EXERCISE >>
Pictures do not belong in the copy; transcribe everything else in the records exactly.

— BEGIN GIVEN INFORMATION —

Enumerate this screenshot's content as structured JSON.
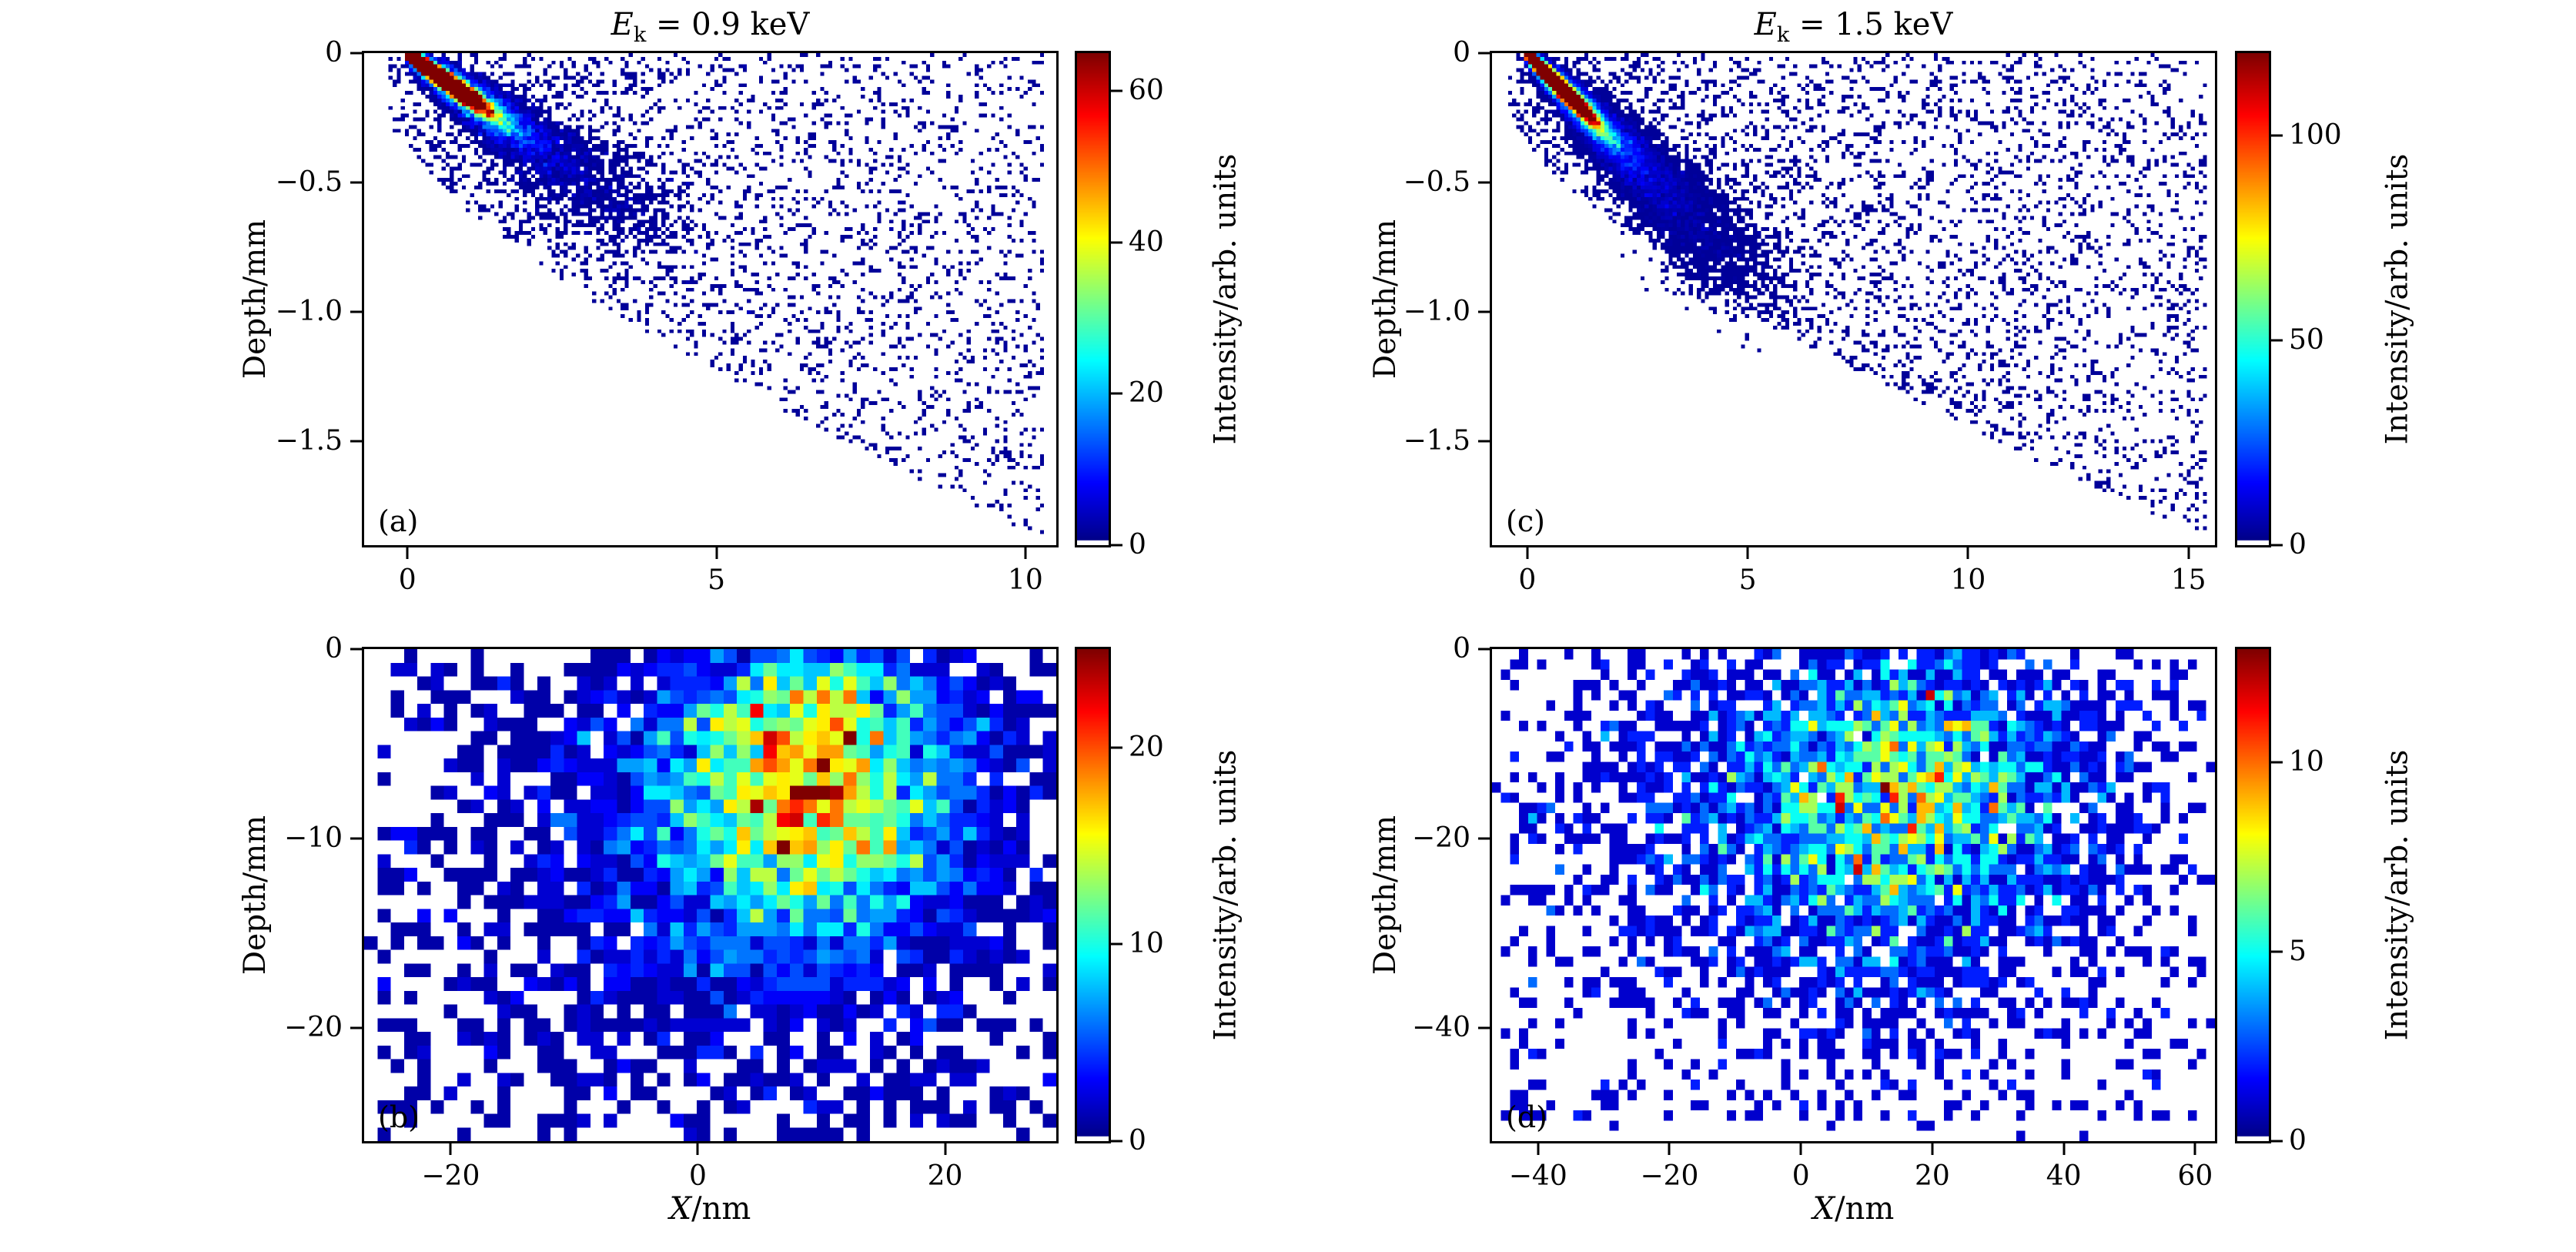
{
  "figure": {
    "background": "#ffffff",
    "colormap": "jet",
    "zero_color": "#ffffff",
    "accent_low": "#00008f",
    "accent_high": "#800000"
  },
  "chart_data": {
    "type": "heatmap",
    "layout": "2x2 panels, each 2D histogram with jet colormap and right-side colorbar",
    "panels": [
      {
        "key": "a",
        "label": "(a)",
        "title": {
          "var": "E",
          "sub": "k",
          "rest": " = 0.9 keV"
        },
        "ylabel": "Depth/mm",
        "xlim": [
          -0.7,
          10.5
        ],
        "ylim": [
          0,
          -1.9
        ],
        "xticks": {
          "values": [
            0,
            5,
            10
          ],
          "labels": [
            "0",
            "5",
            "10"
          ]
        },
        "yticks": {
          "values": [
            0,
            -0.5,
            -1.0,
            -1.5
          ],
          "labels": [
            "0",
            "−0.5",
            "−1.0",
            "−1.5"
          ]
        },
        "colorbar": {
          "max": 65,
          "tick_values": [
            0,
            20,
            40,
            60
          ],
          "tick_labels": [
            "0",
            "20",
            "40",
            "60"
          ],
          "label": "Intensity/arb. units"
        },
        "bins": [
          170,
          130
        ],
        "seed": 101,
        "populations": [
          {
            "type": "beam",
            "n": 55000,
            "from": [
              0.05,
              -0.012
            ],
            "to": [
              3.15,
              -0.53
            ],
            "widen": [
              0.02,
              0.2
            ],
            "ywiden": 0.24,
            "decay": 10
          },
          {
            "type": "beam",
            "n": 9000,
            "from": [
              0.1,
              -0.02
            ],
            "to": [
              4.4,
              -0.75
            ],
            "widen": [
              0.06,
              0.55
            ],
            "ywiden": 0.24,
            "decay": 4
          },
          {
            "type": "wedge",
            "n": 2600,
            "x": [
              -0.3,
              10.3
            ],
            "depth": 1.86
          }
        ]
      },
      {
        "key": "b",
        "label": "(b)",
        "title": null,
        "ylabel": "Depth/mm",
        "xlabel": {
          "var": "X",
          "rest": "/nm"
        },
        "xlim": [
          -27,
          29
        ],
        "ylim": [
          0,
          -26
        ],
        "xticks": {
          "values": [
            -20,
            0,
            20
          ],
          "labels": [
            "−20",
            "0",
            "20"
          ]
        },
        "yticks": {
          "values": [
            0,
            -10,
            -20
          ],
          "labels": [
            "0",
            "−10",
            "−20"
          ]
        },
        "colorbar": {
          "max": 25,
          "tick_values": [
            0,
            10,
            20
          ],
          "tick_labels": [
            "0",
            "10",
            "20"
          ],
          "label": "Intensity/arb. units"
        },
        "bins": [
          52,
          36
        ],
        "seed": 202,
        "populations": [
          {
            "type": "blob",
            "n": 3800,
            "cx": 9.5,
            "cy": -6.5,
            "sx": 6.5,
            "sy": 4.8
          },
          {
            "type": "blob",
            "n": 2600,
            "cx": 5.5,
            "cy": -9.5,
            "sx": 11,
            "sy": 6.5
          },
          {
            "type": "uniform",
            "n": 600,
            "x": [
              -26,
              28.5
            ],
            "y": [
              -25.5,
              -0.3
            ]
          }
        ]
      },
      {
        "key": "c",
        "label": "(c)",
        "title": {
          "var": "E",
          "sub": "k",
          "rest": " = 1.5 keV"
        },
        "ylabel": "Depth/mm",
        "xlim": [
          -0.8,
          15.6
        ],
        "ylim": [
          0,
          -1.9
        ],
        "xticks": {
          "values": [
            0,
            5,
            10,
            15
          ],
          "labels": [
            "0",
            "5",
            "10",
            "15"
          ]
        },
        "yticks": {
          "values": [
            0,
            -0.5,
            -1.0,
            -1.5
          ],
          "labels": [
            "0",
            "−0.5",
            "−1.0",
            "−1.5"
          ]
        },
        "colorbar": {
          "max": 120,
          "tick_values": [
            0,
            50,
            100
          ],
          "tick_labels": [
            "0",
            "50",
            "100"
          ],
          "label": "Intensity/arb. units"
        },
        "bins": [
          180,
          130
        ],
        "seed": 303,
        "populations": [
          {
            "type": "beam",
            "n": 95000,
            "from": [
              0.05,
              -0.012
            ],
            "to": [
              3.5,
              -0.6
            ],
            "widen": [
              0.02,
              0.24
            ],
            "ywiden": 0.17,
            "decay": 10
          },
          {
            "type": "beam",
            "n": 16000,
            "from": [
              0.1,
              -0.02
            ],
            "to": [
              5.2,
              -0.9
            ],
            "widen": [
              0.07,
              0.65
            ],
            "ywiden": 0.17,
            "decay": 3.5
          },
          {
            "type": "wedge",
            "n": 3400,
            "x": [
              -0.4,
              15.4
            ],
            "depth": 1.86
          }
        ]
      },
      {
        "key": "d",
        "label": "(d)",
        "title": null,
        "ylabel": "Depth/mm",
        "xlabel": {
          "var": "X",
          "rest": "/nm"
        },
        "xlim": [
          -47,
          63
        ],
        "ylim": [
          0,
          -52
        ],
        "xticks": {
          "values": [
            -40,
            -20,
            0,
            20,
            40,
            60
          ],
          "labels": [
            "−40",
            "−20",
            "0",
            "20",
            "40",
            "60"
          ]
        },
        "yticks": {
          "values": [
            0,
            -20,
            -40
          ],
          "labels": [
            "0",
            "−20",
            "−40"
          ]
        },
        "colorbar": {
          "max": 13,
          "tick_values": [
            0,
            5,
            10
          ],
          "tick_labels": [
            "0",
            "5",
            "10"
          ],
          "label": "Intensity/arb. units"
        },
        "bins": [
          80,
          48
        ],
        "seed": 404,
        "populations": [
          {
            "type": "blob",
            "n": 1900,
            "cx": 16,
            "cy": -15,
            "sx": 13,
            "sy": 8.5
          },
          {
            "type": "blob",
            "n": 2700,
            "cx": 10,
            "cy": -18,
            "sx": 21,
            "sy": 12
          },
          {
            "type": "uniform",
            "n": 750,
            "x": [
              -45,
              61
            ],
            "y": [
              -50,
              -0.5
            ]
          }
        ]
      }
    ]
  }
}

— END GIVEN INFORMATION —

RESULT OF THE EXERCISE >>
Enumerate this screenshot's content as structured JSON.
{
  "figure": {
    "background": "#ffffff",
    "colormap": "jet",
    "zero_color": "#ffffff",
    "accent_low": "#00008f",
    "accent_high": "#800000"
  },
  "chart_data": {
    "type": "heatmap",
    "layout": "2x2 panels, each 2D histogram with jet colormap and right-side colorbar",
    "panels": [
      {
        "key": "a",
        "label": "(a)",
        "title": {
          "var": "E",
          "sub": "k",
          "rest": " = 0.9 keV"
        },
        "ylabel": "Depth/mm",
        "xlim": [
          -0.7,
          10.5
        ],
        "ylim": [
          0,
          -1.9
        ],
        "xticks": {
          "values": [
            0,
            5,
            10
          ],
          "labels": [
            "0",
            "5",
            "10"
          ]
        },
        "yticks": {
          "values": [
            0,
            -0.5,
            -1.0,
            -1.5
          ],
          "labels": [
            "0",
            "−0.5",
            "−1.0",
            "−1.5"
          ]
        },
        "colorbar": {
          "max": 65,
          "tick_values": [
            0,
            20,
            40,
            60
          ],
          "tick_labels": [
            "0",
            "20",
            "40",
            "60"
          ],
          "label": "Intensity/arb. units"
        },
        "bins": [
          170,
          130
        ],
        "seed": 101,
        "populations": [
          {
            "type": "beam",
            "n": 55000,
            "from": [
              0.05,
              -0.012
            ],
            "to": [
              3.15,
              -0.53
            ],
            "widen": [
              0.02,
              0.2
            ],
            "ywiden": 0.24,
            "decay": 10
          },
          {
            "type": "beam",
            "n": 9000,
            "from": [
              0.1,
              -0.02
            ],
            "to": [
              4.4,
              -0.75
            ],
            "widen": [
              0.06,
              0.55
            ],
            "ywiden": 0.24,
            "decay": 4
          },
          {
            "type": "wedge",
            "n": 2600,
            "x": [
              -0.3,
              10.3
            ],
            "depth": 1.86
          }
        ]
      },
      {
        "key": "b",
        "label": "(b)",
        "title": null,
        "ylabel": "Depth/mm",
        "xlabel": {
          "var": "X",
          "rest": "/nm"
        },
        "xlim": [
          -27,
          29
        ],
        "ylim": [
          0,
          -26
        ],
        "xticks": {
          "values": [
            -20,
            0,
            20
          ],
          "labels": [
            "−20",
            "0",
            "20"
          ]
        },
        "yticks": {
          "values": [
            0,
            -10,
            -20
          ],
          "labels": [
            "0",
            "−10",
            "−20"
          ]
        },
        "colorbar": {
          "max": 25,
          "tick_values": [
            0,
            10,
            20
          ],
          "tick_labels": [
            "0",
            "10",
            "20"
          ],
          "label": "Intensity/arb. units"
        },
        "bins": [
          52,
          36
        ],
        "seed": 202,
        "populations": [
          {
            "type": "blob",
            "n": 3800,
            "cx": 9.5,
            "cy": -6.5,
            "sx": 6.5,
            "sy": 4.8
          },
          {
            "type": "blob",
            "n": 2600,
            "cx": 5.5,
            "cy": -9.5,
            "sx": 11,
            "sy": 6.5
          },
          {
            "type": "uniform",
            "n": 600,
            "x": [
              -26,
              28.5
            ],
            "y": [
              -25.5,
              -0.3
            ]
          }
        ]
      },
      {
        "key": "c",
        "label": "(c)",
        "title": {
          "var": "E",
          "sub": "k",
          "rest": " = 1.5 keV"
        },
        "ylabel": "Depth/mm",
        "xlim": [
          -0.8,
          15.6
        ],
        "ylim": [
          0,
          -1.9
        ],
        "xticks": {
          "values": [
            0,
            5,
            10,
            15
          ],
          "labels": [
            "0",
            "5",
            "10",
            "15"
          ]
        },
        "yticks": {
          "values": [
            0,
            -0.5,
            -1.0,
            -1.5
          ],
          "labels": [
            "0",
            "−0.5",
            "−1.0",
            "−1.5"
          ]
        },
        "colorbar": {
          "max": 120,
          "tick_values": [
            0,
            50,
            100
          ],
          "tick_labels": [
            "0",
            "50",
            "100"
          ],
          "label": "Intensity/arb. units"
        },
        "bins": [
          180,
          130
        ],
        "seed": 303,
        "populations": [
          {
            "type": "beam",
            "n": 95000,
            "from": [
              0.05,
              -0.012
            ],
            "to": [
              3.5,
              -0.6
            ],
            "widen": [
              0.02,
              0.24
            ],
            "ywiden": 0.17,
            "decay": 10
          },
          {
            "type": "beam",
            "n": 16000,
            "from": [
              0.1,
              -0.02
            ],
            "to": [
              5.2,
              -0.9
            ],
            "widen": [
              0.07,
              0.65
            ],
            "ywiden": 0.17,
            "decay": 3.5
          },
          {
            "type": "wedge",
            "n": 3400,
            "x": [
              -0.4,
              15.4
            ],
            "depth": 1.86
          }
        ]
      },
      {
        "key": "d",
        "label": "(d)",
        "title": null,
        "ylabel": "Depth/mm",
        "xlabel": {
          "var": "X",
          "rest": "/nm"
        },
        "xlim": [
          -47,
          63
        ],
        "ylim": [
          0,
          -52
        ],
        "xticks": {
          "values": [
            -40,
            -20,
            0,
            20,
            40,
            60
          ],
          "labels": [
            "−40",
            "−20",
            "0",
            "20",
            "40",
            "60"
          ]
        },
        "yticks": {
          "values": [
            0,
            -20,
            -40
          ],
          "labels": [
            "0",
            "−20",
            "−40"
          ]
        },
        "colorbar": {
          "max": 13,
          "tick_values": [
            0,
            5,
            10
          ],
          "tick_labels": [
            "0",
            "5",
            "10"
          ],
          "label": "Intensity/arb. units"
        },
        "bins": [
          80,
          48
        ],
        "seed": 404,
        "populations": [
          {
            "type": "blob",
            "n": 1900,
            "cx": 16,
            "cy": -15,
            "sx": 13,
            "sy": 8.5
          },
          {
            "type": "blob",
            "n": 2700,
            "cx": 10,
            "cy": -18,
            "sx": 21,
            "sy": 12
          },
          {
            "type": "uniform",
            "n": 750,
            "x": [
              -45,
              61
            ],
            "y": [
              -50,
              -0.5
            ]
          }
        ]
      }
    ]
  }
}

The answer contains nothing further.